- _What is needed_
Give every line from the entries that contains "color".

Stored records
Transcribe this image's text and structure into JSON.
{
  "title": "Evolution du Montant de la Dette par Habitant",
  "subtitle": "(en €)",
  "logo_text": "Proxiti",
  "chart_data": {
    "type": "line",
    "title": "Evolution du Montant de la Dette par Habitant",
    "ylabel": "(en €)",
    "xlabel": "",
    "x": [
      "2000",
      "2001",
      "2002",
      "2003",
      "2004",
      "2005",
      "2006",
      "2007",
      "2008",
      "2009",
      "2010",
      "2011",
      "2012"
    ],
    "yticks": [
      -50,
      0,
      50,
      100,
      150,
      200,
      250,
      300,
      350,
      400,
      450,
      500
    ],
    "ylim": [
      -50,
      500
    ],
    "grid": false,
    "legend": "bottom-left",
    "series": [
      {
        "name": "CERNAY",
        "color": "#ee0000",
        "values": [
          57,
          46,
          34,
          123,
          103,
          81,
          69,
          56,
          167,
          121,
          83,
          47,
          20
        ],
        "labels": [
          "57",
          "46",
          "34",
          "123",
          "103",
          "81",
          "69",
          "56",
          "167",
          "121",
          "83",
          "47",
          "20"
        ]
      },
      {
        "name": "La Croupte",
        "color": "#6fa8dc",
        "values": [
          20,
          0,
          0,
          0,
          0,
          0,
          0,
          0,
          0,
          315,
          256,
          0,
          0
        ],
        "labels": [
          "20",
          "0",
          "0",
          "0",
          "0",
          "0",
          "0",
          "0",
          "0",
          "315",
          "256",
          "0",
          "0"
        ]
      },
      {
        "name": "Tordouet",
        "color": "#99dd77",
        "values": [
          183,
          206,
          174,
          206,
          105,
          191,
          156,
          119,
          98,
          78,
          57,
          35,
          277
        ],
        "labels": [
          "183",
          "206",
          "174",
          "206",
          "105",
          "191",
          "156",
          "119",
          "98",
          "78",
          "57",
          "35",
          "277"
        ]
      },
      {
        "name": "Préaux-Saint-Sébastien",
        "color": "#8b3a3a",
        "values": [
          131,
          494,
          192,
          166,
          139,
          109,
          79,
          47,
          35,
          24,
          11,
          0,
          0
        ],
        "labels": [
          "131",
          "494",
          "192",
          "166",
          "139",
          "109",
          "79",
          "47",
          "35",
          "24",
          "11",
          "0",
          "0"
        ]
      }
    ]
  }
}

- _Written answer_
        "color": "#ee0000",
        "color": "#6fa8dc",
        "color": "#99dd77",
        "color": "#8b3a3a",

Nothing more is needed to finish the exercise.